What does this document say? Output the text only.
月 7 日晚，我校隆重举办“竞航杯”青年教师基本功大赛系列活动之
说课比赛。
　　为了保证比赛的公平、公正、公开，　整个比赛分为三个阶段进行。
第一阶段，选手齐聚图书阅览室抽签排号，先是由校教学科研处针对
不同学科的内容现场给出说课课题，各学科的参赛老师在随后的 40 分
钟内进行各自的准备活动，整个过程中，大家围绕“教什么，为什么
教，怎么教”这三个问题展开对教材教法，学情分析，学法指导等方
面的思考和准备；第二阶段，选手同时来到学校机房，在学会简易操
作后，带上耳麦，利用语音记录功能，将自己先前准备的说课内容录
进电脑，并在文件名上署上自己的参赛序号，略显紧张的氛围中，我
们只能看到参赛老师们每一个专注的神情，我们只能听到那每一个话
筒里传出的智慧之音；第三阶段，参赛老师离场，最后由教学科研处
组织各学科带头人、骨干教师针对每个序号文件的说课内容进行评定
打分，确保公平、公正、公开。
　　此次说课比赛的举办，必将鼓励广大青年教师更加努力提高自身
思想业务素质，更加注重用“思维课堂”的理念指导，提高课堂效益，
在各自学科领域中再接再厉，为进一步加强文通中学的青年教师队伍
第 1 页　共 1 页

━━━━━━━━━━━━━━━━━━━━

> _Instructions to follow_
Copy all of the material word for word.

> _Task result_
What does this document say? Output the text only.
月 7 日晚，我校隆重举办“竞航杯”青年教师基本功大赛系列活动之
说课比赛。
　　为了保证比赛的公平、公正、公开，　整个比赛分为三个阶段进行。
第一阶段，选手齐聚图书阅览室抽签排号，先是由校教学科研处针对
不同学科的内容现场给出说课课题，各学科的参赛老师在随后的 40 分
钟内进行各自的准备活动，整个过程中，大家围绕“教什么，为什么
教，怎么教”这三个问题展开对教材教法，学情分析，学法指导等方
面的思考和准备；第二阶段，选手同时来到学校机房，在学会简易操
作后，带上耳麦，利用语音记录功能，将自己先前准备的说课内容录
进电脑，并在文件名上署上自己的参赛序号，略显紧张的氛围中，我
们只能看到参赛老师们每一个专注的神情，我们只能听到那每一个话
筒里传出的智慧之音；第三阶段，参赛老师离场，最后由教学科研处
组织各学科带头人、骨干教师针对每个序号文件的说课内容进行评定
打分，确保公平、公正、公开。
　　此次说课比赛的举办，必将鼓励广大青年教师更加努力提高自身
思想业务素质，更加注重用“思维课堂”的理念指导，提高课堂效益，
在各自学科领域中再接再厉，为进一步加强文通中学的青年教师队伍
第 1 页　共 1 页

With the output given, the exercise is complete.